DIRECTIVE: Copy out all the entries word for word.

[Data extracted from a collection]

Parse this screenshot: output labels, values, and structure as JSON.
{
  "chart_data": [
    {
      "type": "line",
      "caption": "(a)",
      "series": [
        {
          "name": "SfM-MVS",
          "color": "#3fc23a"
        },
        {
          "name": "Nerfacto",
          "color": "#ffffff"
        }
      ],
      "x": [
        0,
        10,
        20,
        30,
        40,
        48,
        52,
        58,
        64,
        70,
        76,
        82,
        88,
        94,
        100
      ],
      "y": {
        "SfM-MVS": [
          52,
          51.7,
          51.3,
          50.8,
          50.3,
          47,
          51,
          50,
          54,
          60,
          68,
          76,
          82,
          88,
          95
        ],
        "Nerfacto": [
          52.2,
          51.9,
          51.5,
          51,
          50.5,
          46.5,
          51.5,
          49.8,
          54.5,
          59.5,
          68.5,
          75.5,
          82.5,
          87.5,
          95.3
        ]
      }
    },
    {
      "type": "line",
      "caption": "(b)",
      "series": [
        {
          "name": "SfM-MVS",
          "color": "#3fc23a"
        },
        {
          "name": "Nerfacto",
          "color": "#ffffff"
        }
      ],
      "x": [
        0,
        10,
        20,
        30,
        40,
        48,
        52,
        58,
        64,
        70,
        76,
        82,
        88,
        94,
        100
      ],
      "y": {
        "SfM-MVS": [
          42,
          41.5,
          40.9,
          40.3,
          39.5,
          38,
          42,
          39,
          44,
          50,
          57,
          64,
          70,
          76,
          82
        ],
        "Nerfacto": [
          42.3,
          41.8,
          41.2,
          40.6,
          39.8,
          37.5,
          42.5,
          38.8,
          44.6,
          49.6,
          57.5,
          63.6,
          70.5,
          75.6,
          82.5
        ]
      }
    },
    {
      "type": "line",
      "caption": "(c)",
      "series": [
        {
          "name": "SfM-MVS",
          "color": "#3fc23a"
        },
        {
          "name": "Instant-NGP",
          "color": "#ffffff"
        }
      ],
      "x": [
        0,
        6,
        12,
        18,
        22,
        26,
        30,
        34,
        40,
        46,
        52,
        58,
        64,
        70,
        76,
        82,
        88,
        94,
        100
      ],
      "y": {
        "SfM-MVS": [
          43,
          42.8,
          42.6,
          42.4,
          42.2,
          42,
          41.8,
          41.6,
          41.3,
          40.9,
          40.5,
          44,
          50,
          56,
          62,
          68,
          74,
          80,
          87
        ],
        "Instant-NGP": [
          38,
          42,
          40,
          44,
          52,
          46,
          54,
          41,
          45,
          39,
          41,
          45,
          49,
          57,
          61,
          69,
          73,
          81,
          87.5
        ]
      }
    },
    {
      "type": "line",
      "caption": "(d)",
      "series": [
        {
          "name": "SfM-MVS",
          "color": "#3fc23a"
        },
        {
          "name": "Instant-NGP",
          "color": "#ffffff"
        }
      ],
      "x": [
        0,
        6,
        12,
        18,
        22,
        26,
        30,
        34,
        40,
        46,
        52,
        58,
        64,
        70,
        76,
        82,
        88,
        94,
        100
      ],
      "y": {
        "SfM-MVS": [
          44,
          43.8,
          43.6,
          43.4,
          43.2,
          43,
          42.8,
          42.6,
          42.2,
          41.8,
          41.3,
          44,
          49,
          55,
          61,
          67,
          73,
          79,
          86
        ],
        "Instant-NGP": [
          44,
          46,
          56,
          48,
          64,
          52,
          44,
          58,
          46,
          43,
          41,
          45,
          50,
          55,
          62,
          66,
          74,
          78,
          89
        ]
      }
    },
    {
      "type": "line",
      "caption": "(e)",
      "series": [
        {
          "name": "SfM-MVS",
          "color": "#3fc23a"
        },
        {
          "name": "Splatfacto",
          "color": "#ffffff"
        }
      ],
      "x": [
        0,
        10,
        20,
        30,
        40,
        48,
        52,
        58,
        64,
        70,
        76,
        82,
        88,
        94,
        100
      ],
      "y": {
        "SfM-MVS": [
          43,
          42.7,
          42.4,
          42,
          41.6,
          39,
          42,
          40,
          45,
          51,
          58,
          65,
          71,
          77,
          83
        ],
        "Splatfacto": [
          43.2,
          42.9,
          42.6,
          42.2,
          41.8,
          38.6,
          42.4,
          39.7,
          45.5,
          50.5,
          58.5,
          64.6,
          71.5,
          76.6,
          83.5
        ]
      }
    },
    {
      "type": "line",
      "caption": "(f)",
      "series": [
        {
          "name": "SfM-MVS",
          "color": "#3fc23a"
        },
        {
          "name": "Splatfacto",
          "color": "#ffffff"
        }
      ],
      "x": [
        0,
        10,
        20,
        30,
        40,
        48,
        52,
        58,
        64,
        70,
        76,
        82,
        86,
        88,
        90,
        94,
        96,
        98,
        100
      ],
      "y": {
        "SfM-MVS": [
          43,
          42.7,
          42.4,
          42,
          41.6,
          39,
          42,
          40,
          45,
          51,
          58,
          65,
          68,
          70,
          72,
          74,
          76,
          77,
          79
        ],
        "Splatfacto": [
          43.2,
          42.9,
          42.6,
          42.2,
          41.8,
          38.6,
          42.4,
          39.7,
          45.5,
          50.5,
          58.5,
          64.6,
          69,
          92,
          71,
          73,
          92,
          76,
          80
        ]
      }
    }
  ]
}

WRITTEN SOLUTION:
Parse this screenshot: output labels, values, and structure as JSON.
{
  "chart_data": [
    {
      "type": "line",
      "caption": "(a)",
      "series": [
        {
          "name": "SfM-MVS",
          "color": "#3fc23a"
        },
        {
          "name": "Nerfacto",
          "color": "#ffffff"
        }
      ],
      "x": [
        0,
        10,
        20,
        30,
        40,
        48,
        52,
        58,
        64,
        70,
        76,
        82,
        88,
        94,
        100
      ],
      "y": {
        "SfM-MVS": [
          52,
          51.7,
          51.3,
          50.8,
          50.3,
          47,
          51,
          50,
          54,
          60,
          68,
          76,
          82,
          88,
          95
        ],
        "Nerfacto": [
          52.2,
          51.9,
          51.5,
          51,
          50.5,
          46.5,
          51.5,
          49.8,
          54.5,
          59.5,
          68.5,
          75.5,
          82.5,
          87.5,
          95.3
        ]
      }
    },
    {
      "type": "line",
      "caption": "(b)",
      "series": [
        {
          "name": "SfM-MVS",
          "color": "#3fc23a"
        },
        {
          "name": "Nerfacto",
          "color": "#ffffff"
        }
      ],
      "x": [
        0,
        10,
        20,
        30,
        40,
        48,
        52,
        58,
        64,
        70,
        76,
        82,
        88,
        94,
        100
      ],
      "y": {
        "SfM-MVS": [
          42,
          41.5,
          40.9,
          40.3,
          39.5,
          38,
          42,
          39,
          44,
          50,
          57,
          64,
          70,
          76,
          82
        ],
        "Nerfacto": [
          42.3,
          41.8,
          41.2,
          40.6,
          39.8,
          37.5,
          42.5,
          38.8,
          44.6,
          49.6,
          57.5,
          63.6,
          70.5,
          75.6,
          82.5
        ]
      }
    },
    {
      "type": "line",
      "caption": "(c)",
      "series": [
        {
          "name": "SfM-MVS",
          "color": "#3fc23a"
        },
        {
          "name": "Instant-NGP",
          "color": "#ffffff"
        }
      ],
      "x": [
        0,
        6,
        12,
        18,
        22,
        26,
        30,
        34,
        40,
        46,
        52,
        58,
        64,
        70,
        76,
        82,
        88,
        94,
        100
      ],
      "y": {
        "SfM-MVS": [
          43,
          42.8,
          42.6,
          42.4,
          42.2,
          42,
          41.8,
          41.6,
          41.3,
          40.9,
          40.5,
          44,
          50,
          56,
          62,
          68,
          74,
          80,
          87
        ],
        "Instant-NGP": [
          38,
          42,
          40,
          44,
          52,
          46,
          54,
          41,
          45,
          39,
          41,
          45,
          49,
          57,
          61,
          69,
          73,
          81,
          87.5
        ]
      }
    },
    {
      "type": "line",
      "caption": "(d)",
      "series": [
        {
          "name": "SfM-MVS",
          "color": "#3fc23a"
        },
        {
          "name": "Instant-NGP",
          "color": "#ffffff"
        }
      ],
      "x": [
        0,
        6,
        12,
        18,
        22,
        26,
        30,
        34,
        40,
        46,
        52,
        58,
        64,
        70,
        76,
        82,
        88,
        94,
        100
      ],
      "y": {
        "SfM-MVS": [
          44,
          43.8,
          43.6,
          43.4,
          43.2,
          43,
          42.8,
          42.6,
          42.2,
          41.8,
          41.3,
          44,
          49,
          55,
          61,
          67,
          73,
          79,
          86
        ],
        "Instant-NGP": [
          44,
          46,
          56,
          48,
          64,
          52,
          44,
          58,
          46,
          43,
          41,
          45,
          50,
          55,
          62,
          66,
          74,
          78,
          89
        ]
      }
    },
    {
      "type": "line",
      "caption": "(e)",
      "series": [
        {
          "name": "SfM-MVS",
          "color": "#3fc23a"
        },
        {
          "name": "Splatfacto",
          "color": "#ffffff"
        }
      ],
      "x": [
        0,
        10,
        20,
        30,
        40,
        48,
        52,
        58,
        64,
        70,
        76,
        82,
        88,
        94,
        100
      ],
      "y": {
        "SfM-MVS": [
          43,
          42.7,
          42.4,
          42,
          41.6,
          39,
          42,
          40,
          45,
          51,
          58,
          65,
          71,
          77,
          83
        ],
        "Splatfacto": [
          43.2,
          42.9,
          42.6,
          42.2,
          41.8,
          38.6,
          42.4,
          39.7,
          45.5,
          50.5,
          58.5,
          64.6,
          71.5,
          76.6,
          83.5
        ]
      }
    },
    {
      "type": "line",
      "caption": "(f)",
      "series": [
        {
          "name": "SfM-MVS",
          "color": "#3fc23a"
        },
        {
          "name": "Splatfacto",
          "color": "#ffffff"
        }
      ],
      "x": [
        0,
        10,
        20,
        30,
        40,
        48,
        52,
        58,
        64,
        70,
        76,
        82,
        86,
        88,
        90,
        94,
        96,
        98,
        100
      ],
      "y": {
        "SfM-MVS": [
          43,
          42.7,
          42.4,
          42,
          41.6,
          39,
          42,
          40,
          45,
          51,
          58,
          65,
          68,
          70,
          72,
          74,
          76,
          77,
          79
        ],
        "Splatfacto": [
          43.2,
          42.9,
          42.6,
          42.2,
          41.8,
          38.6,
          42.4,
          39.7,
          45.5,
          50.5,
          58.5,
          64.6,
          69,
          92,
          71,
          73,
          92,
          76,
          80
        ]
      }
    }
  ]
}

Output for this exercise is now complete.